**Условия задания**
[A] Перепишите без изменений часть записей от самой первой строки до строки, содержащей «series-line-sub-interface [748, 129, 814, 233]». Обе крайние строки тоже нужно включить.
[B] Продолжите отрывок о воле к власти у Ницше, начав сразу после его последнего предложения.

**Отрывок**
▼▼▼
Используя метафорический язык Ницше, первый тип можно охарактеризовать как «дарящую добродетель» [3, с. 78-81], как стремление возвысившейся души, вобравшей в себя богатство мудрости, спуститься вниз и вполне бескорыстно и свободно поделиться всем тем, что у неё есть в избытке: знанием, опытом, прозрением, творческой энергией, она происходит из внутреннего ощущения наполненности и самодостаточности. Такая воля к власти активна, движима изнутри жаждой жизни и направлена на познание, освоение и преобразование мира. Таким образом, человек, преисполненный жизненных сил и реализовавший свои собственные способности, с одной стороны, преисполнен жажды поделиться ими, как «пчела, которая собрала чересчур много мёда», а с другой – это означает стремление расширить сферу своего творческого влияния.

Отличие первого типа состоит в том, что исходящая из силы и дарящая власть не может быть пагубой, она всегда позитивна и необходима, так как является основой становления личности, оплотом уверенности и доверия к себе, противостоит оглуплению и «приручению» человека, превращению его в «послушное домашнее животное». В то же время Ницше наделяет её злостью и агрессивностью, жестокостью и безжалостностью, поскольку она оказывается проявлением чистого инстинкта, обнаруживает разворачивание мощи и попирает всякую чахлость и мстительность. Таким образом обнаруживается её очищающее и созидающее начало. В гуманистической психологии аналогом такой воли к власти можно считать доброкачественную агрессию самоутверждения, или наступательную активность, которые направлены не только на достижение целей, но и на выживание самого индивида, и воплощают в себе готовность к решимости, к порыву, настойчивость и неустрашимость перед лицом трудностей и препятствий. [4, с. 250].

Она исходит из самой себя, являя собой выражение существа жизни, и потому не может быть предметом страсти и вожделения, как не может быть предметом страсти нечто очевидное и закономерное. Ведь страсть – это всегда тяга к восполнению недостающего, особая способность души устремиться к вожделенному или воспротивиться недопустимому, «чувственное движение желательной способности, вследствие воображения блага или зла» [5, с. 64]. Тогда как изначальная воля к власти, понимаемая онтологически, не имеет нравственной окраски, и не может быть описана в терминах добра или зла; она обуславливает характерные и естественные процессы бытия и деятельности человеческого естества.
▲▲▲
**Фрагменты данных**
▼▼▼
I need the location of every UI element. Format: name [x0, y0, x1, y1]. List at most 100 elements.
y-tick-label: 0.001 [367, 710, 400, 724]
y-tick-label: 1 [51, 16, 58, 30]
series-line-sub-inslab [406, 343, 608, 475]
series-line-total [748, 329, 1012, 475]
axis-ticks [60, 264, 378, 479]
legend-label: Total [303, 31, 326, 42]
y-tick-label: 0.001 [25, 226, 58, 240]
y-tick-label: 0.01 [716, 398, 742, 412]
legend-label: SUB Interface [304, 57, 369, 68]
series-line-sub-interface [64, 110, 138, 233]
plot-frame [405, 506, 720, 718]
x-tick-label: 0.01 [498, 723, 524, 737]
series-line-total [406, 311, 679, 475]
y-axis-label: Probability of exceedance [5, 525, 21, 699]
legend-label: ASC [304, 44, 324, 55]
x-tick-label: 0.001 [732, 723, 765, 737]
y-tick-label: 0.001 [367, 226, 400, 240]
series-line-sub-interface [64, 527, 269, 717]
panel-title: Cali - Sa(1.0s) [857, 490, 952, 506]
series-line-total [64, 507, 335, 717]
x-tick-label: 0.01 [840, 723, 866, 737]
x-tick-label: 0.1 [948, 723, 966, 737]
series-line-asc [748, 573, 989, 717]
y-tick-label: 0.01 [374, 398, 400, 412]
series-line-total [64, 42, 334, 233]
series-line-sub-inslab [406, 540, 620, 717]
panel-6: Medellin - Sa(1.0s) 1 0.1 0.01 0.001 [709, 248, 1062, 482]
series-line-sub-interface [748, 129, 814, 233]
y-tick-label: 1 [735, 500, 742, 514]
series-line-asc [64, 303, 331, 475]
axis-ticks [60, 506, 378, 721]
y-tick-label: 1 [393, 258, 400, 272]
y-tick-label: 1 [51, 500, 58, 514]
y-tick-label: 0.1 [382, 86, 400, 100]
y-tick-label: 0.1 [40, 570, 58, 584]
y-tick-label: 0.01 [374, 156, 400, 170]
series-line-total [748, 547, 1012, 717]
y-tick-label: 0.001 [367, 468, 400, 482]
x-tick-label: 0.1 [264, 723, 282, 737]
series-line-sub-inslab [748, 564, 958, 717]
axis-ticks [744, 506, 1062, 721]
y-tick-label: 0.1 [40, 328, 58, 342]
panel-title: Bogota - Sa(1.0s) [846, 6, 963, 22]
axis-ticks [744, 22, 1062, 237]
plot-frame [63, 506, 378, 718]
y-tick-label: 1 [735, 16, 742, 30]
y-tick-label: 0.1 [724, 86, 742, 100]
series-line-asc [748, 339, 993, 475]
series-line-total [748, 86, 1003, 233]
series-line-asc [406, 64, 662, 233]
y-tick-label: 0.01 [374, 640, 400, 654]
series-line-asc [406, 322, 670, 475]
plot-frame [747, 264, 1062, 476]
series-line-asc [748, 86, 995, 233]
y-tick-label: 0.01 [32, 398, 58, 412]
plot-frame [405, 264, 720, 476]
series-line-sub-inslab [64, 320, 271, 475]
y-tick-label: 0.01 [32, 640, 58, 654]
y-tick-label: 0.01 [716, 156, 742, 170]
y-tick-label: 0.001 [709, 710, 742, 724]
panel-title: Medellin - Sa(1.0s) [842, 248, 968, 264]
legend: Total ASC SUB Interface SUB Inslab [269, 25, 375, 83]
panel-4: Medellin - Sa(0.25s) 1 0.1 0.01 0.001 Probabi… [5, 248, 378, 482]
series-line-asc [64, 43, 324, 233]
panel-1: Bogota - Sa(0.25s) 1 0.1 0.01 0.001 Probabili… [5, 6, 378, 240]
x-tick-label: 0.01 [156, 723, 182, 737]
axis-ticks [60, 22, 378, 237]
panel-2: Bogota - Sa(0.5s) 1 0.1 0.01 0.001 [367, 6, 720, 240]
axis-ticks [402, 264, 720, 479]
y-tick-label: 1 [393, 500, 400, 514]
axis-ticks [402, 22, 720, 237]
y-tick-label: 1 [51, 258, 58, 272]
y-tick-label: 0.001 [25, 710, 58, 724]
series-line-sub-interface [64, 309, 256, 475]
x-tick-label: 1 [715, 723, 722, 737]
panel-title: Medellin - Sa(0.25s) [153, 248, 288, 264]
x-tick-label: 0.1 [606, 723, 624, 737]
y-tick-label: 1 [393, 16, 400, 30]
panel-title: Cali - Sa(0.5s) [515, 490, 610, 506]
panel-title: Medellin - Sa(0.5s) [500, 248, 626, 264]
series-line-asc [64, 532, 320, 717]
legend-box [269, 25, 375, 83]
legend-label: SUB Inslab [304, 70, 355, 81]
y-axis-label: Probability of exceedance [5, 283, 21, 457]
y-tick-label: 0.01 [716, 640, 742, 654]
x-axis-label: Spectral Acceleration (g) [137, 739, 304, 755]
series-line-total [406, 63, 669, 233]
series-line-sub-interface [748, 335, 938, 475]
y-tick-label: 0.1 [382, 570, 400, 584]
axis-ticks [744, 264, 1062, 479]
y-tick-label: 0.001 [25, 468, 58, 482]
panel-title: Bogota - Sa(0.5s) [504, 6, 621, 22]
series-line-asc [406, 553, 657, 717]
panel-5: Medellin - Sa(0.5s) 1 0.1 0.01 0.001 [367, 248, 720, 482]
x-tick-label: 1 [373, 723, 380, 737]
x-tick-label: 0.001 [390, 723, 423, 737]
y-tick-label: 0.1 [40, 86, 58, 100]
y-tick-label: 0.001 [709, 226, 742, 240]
▲▲▲
**Результаты упражнения**
[A]
I need the location of every UI element. Format: name [x0, y0, x1, y1]. List at most 100 elements.
y-tick-label: 0.001 [367, 710, 400, 724]
y-tick-label: 1 [51, 16, 58, 30]
series-line-sub-inslab [406, 343, 608, 475]
series-line-total [748, 329, 1012, 475]
axis-ticks [60, 264, 378, 479]
legend-label: Total [303, 31, 326, 42]
y-tick-label: 0.001 [25, 226, 58, 240]
y-tick-label: 0.01 [716, 398, 742, 412]
legend-label: SUB Interface [304, 57, 369, 68]
series-line-sub-interface [64, 110, 138, 233]
plot-frame [405, 506, 720, 718]
x-tick-label: 0.01 [498, 723, 524, 737]
series-line-total [406, 311, 679, 475]
y-axis-label: Probability of exceedance [5, 525, 21, 699]
legend-label: ASC [304, 44, 324, 55]
x-tick-label: 0.001 [732, 723, 765, 737]
y-tick-label: 0.001 [367, 226, 400, 240]
series-line-sub-interface [64, 527, 269, 717]
panel-title: Cali - Sa(1.0s) [857, 490, 952, 506]
series-line-total [64, 507, 335, 717]
x-tick-label: 0.01 [840, 723, 866, 737]
x-tick-label: 0.1 [948, 723, 966, 737]
series-line-asc [748, 573, 989, 717]
y-tick-label: 0.01 [374, 398, 400, 412]
series-line-total [64, 42, 334, 233]
series-line-sub-inslab [406, 540, 620, 717]
panel-6: Medellin - Sa(1.0s) 1 0.1 0.01 0.001 [709, 248, 1062, 482]
series-line-sub-interface [748, 129, 814, 233]

[B]
Приобретение господства над кем-либо не является целью сильного и самодостаточного индивида, свободно реализующего свои способности. Его власть скорее базируется на авторитете и разворачивании мощи, но отнюдь не предполагает безоговорочного подчинения. Окружающие сами имеют возможность принять решение о подчинении, исходя из того, соответствует ли это их интересам и жизненным задачам.

Способность реализовать чистый тип такой власти, без примесей мстительности и злопамятства, по Ницше, является высшей добродетелью, недостижимой для обычного человека, и потому она оказывается идеалом и своего рода заданием для того, кто стремится преодолеть пропасть, отделяющую его от высшего типа – сверхчеловека. Это образ того, как должна выглядеть власть, тогда как на самом деле, в реальной жизни социума, она представляет собой нечто совершенно иное.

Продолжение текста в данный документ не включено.